Data entries
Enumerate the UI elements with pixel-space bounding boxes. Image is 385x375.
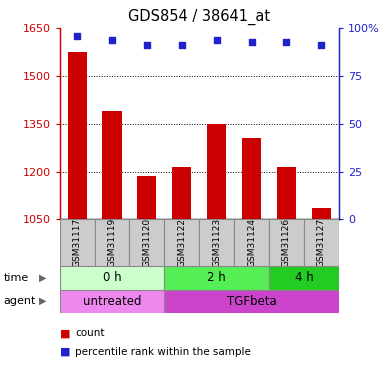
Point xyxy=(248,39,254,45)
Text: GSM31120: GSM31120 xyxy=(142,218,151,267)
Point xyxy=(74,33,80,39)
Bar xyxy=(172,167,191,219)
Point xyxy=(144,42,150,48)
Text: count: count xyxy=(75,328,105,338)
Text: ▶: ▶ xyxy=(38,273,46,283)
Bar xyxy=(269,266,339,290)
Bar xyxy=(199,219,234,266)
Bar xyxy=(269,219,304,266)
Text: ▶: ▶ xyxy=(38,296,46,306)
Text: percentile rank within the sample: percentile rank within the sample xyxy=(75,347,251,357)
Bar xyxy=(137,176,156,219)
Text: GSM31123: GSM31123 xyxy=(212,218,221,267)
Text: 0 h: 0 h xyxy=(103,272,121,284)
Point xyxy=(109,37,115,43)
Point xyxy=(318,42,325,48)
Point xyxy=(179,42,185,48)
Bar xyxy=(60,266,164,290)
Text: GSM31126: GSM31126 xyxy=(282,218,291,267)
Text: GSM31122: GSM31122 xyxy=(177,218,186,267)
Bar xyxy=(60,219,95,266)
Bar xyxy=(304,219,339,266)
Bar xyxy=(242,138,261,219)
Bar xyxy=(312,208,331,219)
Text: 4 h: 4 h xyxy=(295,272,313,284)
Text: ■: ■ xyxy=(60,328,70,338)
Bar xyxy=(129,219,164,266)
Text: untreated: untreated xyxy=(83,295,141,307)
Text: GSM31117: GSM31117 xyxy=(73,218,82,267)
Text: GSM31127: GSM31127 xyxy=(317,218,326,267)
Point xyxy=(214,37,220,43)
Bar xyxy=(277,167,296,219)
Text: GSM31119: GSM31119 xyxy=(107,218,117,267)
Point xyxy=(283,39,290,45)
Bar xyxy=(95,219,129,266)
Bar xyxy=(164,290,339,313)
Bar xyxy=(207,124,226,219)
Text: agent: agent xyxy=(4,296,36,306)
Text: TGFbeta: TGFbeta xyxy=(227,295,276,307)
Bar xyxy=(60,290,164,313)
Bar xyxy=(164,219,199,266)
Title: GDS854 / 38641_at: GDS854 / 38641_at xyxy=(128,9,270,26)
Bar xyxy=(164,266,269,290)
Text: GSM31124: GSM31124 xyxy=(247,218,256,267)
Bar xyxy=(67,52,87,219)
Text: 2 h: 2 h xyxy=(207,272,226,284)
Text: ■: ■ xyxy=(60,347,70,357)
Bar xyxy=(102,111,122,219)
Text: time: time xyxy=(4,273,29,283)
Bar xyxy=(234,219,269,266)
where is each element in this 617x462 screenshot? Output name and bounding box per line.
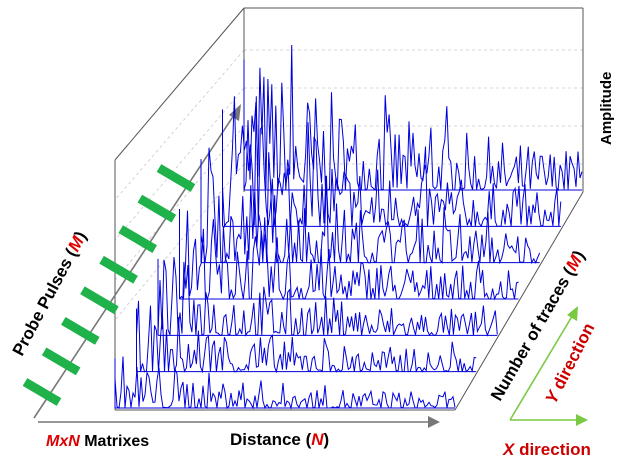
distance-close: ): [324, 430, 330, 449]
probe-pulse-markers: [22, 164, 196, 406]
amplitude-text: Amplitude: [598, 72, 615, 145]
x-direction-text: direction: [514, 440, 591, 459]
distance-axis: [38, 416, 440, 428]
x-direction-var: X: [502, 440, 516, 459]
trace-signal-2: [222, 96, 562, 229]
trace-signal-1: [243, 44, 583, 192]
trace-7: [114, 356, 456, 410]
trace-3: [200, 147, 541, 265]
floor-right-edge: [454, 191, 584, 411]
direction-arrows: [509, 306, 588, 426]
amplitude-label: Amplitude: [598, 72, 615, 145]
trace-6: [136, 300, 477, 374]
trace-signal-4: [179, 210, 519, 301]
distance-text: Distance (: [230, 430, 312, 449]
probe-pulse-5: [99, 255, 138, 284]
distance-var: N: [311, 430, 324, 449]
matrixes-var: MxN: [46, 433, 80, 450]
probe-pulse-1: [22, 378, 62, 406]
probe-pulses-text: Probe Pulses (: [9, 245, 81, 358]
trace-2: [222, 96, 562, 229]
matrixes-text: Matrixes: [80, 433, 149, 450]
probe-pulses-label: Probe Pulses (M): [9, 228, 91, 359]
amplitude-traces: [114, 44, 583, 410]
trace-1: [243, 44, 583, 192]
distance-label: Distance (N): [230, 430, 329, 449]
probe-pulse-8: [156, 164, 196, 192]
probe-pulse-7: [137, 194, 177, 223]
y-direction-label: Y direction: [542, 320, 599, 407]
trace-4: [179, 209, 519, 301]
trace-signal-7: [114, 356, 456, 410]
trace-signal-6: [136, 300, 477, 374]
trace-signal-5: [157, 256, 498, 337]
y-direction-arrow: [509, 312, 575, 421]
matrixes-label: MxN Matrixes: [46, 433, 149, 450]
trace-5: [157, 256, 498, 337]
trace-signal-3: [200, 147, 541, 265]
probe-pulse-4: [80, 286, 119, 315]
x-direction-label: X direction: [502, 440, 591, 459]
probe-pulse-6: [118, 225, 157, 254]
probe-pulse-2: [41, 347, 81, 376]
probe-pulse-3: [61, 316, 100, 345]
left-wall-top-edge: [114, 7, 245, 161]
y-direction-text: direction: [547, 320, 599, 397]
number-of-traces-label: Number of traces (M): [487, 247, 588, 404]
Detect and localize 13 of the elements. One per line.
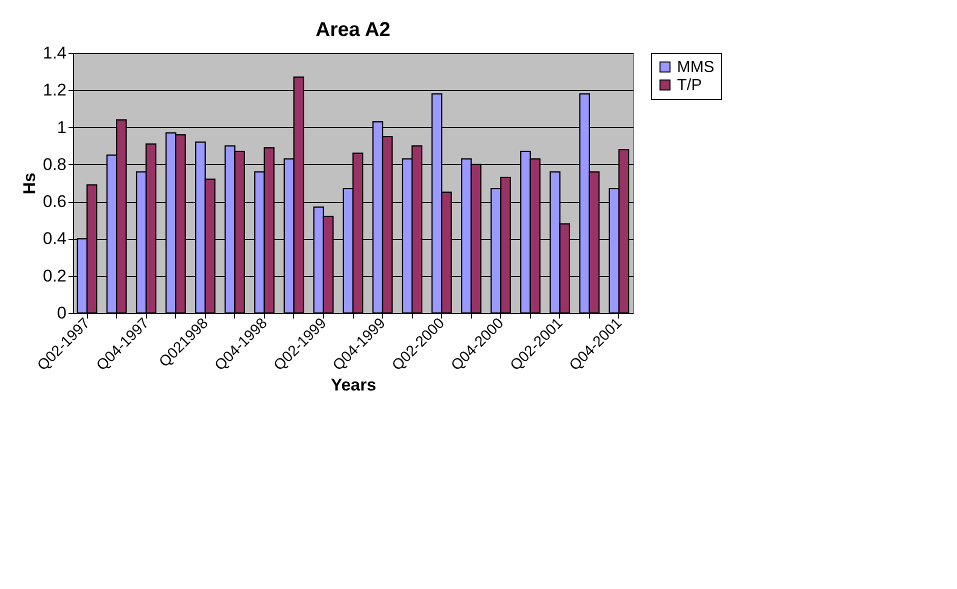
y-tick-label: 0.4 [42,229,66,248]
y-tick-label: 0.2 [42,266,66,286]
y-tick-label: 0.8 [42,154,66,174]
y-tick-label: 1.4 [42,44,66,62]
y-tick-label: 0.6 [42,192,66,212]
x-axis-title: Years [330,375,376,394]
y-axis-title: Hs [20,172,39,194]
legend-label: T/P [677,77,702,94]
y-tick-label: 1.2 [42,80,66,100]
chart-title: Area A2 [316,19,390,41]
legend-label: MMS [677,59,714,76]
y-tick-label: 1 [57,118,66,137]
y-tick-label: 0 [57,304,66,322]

Task to complete
Pull out every line in the material above that contains the string "legend". Case counts.

Result of the exercise
legend-label: T/P [677,77,702,94]
legend-label: MMS [677,59,714,76]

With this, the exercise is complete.